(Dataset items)
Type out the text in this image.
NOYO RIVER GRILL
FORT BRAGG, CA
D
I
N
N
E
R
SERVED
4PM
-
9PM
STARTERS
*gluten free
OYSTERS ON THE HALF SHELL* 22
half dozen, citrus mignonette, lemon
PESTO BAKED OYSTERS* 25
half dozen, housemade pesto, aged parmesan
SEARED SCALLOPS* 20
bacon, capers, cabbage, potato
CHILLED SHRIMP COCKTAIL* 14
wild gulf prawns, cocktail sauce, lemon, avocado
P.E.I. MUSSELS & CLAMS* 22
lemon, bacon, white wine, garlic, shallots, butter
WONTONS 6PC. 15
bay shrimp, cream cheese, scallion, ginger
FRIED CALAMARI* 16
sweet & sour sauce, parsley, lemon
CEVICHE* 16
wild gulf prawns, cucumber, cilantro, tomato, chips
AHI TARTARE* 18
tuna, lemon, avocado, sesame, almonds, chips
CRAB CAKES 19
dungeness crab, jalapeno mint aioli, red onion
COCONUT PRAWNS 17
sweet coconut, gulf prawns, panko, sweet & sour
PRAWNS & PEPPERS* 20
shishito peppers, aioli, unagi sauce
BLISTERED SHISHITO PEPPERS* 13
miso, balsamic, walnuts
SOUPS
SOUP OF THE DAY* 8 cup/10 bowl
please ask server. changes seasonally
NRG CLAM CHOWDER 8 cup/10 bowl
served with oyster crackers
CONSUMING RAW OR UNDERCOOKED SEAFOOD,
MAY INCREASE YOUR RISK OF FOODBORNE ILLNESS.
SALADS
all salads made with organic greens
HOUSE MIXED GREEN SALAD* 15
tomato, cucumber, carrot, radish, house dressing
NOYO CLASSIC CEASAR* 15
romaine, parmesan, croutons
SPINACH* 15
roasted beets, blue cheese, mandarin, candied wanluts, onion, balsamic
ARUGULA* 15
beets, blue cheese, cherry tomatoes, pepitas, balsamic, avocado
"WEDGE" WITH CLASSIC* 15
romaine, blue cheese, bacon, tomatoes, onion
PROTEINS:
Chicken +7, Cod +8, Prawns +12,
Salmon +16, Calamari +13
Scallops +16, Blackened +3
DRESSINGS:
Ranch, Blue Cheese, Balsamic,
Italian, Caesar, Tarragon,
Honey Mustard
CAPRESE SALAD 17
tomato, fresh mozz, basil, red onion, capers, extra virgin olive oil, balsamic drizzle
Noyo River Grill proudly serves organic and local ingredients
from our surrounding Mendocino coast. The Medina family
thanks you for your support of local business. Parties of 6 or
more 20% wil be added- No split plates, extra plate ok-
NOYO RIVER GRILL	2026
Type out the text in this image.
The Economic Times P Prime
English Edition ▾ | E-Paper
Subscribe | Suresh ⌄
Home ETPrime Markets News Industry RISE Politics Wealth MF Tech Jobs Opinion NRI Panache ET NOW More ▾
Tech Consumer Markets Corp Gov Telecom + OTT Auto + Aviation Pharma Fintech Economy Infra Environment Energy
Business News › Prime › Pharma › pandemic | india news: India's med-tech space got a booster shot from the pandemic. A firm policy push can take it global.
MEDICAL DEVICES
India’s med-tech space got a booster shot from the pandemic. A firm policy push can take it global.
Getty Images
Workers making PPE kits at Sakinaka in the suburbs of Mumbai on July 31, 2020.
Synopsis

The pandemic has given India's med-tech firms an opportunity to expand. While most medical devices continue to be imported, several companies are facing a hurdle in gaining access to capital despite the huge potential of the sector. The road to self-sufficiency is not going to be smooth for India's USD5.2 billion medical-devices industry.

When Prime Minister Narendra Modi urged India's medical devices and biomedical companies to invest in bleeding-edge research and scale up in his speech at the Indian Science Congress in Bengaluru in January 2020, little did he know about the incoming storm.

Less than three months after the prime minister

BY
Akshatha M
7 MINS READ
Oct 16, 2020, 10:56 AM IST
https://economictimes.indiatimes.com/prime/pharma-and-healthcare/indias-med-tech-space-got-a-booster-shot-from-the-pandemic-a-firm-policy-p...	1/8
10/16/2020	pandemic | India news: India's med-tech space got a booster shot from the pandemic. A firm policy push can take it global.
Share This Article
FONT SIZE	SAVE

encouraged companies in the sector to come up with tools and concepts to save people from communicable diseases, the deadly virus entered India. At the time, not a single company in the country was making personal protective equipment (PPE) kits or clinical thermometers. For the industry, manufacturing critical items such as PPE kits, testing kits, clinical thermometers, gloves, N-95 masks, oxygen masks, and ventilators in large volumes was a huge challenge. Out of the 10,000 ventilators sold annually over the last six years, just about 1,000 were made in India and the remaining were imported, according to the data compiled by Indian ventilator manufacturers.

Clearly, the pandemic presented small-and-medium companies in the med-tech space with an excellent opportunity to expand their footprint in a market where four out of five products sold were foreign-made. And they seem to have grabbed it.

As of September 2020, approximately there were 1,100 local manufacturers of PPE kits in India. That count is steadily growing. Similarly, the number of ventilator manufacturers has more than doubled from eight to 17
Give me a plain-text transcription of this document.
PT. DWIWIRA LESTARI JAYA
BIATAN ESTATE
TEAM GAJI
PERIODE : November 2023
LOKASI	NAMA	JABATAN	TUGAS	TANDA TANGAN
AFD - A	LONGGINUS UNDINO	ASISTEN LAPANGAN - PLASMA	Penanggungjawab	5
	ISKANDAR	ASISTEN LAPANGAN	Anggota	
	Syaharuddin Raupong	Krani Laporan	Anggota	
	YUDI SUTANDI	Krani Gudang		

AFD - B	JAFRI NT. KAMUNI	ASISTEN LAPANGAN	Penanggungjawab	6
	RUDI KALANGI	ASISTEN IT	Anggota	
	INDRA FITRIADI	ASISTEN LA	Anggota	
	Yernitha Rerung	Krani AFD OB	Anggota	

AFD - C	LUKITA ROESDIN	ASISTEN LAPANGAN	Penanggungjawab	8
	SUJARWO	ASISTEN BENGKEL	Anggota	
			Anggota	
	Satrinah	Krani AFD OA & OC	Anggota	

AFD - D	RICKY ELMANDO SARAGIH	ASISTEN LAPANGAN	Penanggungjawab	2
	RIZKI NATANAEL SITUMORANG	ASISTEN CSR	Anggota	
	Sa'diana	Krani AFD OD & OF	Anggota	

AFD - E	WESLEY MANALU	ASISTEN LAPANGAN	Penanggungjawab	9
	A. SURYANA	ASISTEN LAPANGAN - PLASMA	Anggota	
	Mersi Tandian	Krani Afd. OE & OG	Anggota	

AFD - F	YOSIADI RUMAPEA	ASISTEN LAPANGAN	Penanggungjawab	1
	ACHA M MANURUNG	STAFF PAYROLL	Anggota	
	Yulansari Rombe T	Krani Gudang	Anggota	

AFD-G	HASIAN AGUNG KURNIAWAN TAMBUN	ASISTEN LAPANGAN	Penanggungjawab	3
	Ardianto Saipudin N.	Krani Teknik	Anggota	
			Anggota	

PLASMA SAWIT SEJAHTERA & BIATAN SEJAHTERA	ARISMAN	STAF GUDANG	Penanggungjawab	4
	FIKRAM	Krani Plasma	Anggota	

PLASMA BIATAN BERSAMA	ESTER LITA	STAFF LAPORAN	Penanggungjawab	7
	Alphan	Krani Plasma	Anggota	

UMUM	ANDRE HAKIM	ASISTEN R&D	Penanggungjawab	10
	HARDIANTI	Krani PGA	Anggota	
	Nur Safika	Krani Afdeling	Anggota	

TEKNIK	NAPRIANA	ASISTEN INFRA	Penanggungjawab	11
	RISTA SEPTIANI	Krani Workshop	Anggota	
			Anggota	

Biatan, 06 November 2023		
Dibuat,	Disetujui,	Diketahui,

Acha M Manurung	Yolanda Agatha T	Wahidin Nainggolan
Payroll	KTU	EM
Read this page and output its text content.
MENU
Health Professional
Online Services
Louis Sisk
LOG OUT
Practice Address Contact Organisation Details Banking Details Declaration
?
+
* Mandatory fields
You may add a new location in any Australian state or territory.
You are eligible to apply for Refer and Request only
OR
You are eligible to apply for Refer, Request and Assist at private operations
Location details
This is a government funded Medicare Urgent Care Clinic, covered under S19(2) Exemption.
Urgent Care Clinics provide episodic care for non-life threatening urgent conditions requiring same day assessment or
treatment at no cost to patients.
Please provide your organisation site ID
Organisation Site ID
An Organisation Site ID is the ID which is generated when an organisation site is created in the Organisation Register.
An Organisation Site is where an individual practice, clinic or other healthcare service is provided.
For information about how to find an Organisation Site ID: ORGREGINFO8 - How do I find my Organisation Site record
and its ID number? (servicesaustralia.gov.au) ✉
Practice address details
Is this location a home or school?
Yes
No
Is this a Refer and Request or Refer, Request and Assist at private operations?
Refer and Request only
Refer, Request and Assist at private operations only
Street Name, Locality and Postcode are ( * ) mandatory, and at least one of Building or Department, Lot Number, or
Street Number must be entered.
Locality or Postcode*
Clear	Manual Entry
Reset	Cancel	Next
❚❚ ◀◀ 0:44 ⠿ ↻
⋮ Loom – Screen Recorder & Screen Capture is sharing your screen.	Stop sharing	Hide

**EXERCISE:** Copy every line from the entries that contains the word "kits".

**TASK ANSWER:**
Workers making PPE kits at Sakinaka in the suburbs of Mumbai on July 31, 2020.
encouraged companies in the sector to come up with tools and concepts to save people from communicable diseases, the deadly virus entered India. At the time, not a single company in the country was making personal protective equipment (PPE) kits or clinical thermometers. For the industry, manufacturing critical items such as PPE kits, testing kits, clinical thermometers, gloves, N-95 masks, oxygen masks, and ventilators in large volumes was a huge challenge. Out of the 10,000 ventilators sold annually over the last six years, just about 1,000 were made in India and the remaining were imported, according to the data compiled by Indian ventilator manufacturers.
As of September 2020, approximately there were 1,100 local manufacturers of PPE kits in India. That count is steadily growing. Similarly, the number of ventilator manufacturers has more than doubled from eight to 17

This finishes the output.